#### WHAT IS REQUIRED
Transcribe the full listing exactly, and drop every picture.

--- START OF GIVEN ENTRIES ---

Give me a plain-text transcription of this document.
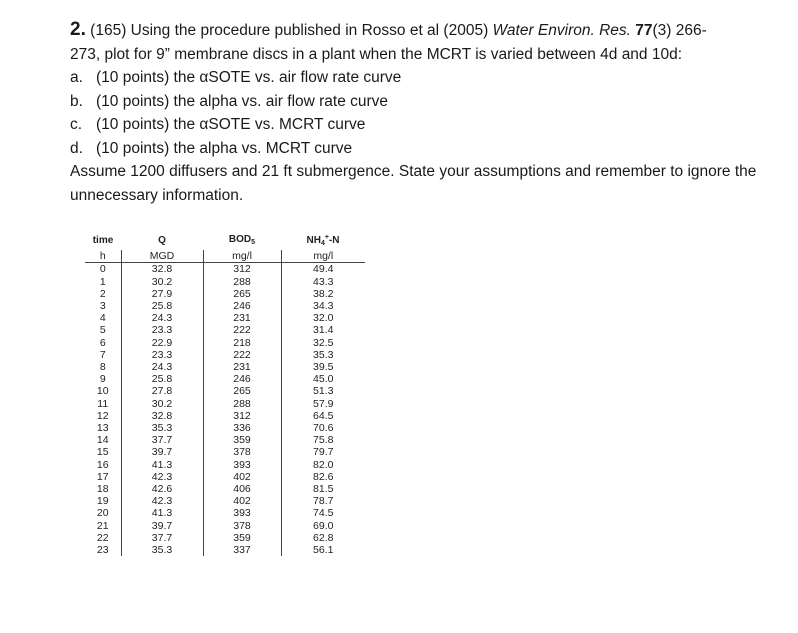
2. (165) Using the procedure published in Rosso et al (2005) Water Environ. Res. 77(3) 266-
273, plot for 9” membrane discs in a plant when the MCRT is varied between 4d and 10d:
a. (10 points) the αSOTE vs. air flow rate curve
b. (10 points) the alpha vs. air flow rate curve
c. (10 points) the αSOTE vs. MCRT curve
d. (10 points) the alpha vs. MCRT curve
Assume 1200 diffusers and 21 ft submergence. State your assumptions and remember to ignore the unnecessary information.
time	Q	$BOD_5$	$NH_4^+-N$
h	MGD	mg/l	mg/l
0	32.8	312	49.4
1	30.2	288	43.3
2	27.9	265	38.2
3	25.8	246	34.3
4	24.3	231	32.0
5	23.3	222	31.4
6	22.9	218	32.5
7	23.3	222	35.3
8	24.3	231	39.5
9	25.8	246	45.0
10	27.8	265	51.3
11	30.2	288	57.9
12	32.8	312	64.5
13	35.3	336	70.6
14	37.7	359	75.8
15	39.7	378	79.7
16	41.3	393	82.0
17	42.3	402	82.6
18	42.6	406	81.5
19	42.3	402	78.7
20	41.3	393	74.5
21	39.7	378	69.0
22	37.7	359	62.8
23	35.3	337	56.1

--- END OF GIVEN ENTRIES ---

#### RESULT OF THE EXERCISE
Give me a plain-text transcription of this document.
2. (165) Using the procedure published in Rosso et al (2005) Water Environ. Res. 77(3) 266-
273, plot for 9” membrane discs in a plant when the MCRT is varied between 4d and 10d:
a. (10 points) the αSOTE vs. air flow rate curve
b. (10 points) the alpha vs. air flow rate curve
c. (10 points) the αSOTE vs. MCRT curve
d. (10 points) the alpha vs. MCRT curve
Assume 1200 diffusers and 21 ft submergence. State your assumptions and remember to ignore the unnecessary information.
time	Q	$BOD_5$	$NH_4^+-N$
h	MGD	mg/l	mg/l
0	32.8	312	49.4
1	30.2	288	43.3
2	27.9	265	38.2
3	25.8	246	34.3
4	24.3	231	32.0
5	23.3	222	31.4
6	22.9	218	32.5
7	23.3	222	35.3
8	24.3	231	39.5
9	25.8	246	45.0
10	27.8	265	51.3
11	30.2	288	57.9
12	32.8	312	64.5
13	35.3	336	70.6
14	37.7	359	75.8
15	39.7	378	79.7
16	41.3	393	82.0
17	42.3	402	82.6
18	42.6	406	81.5
19	42.3	402	78.7
20	41.3	393	74.5
21	39.7	378	69.0
22	37.7	359	62.8
23	35.3	337	56.1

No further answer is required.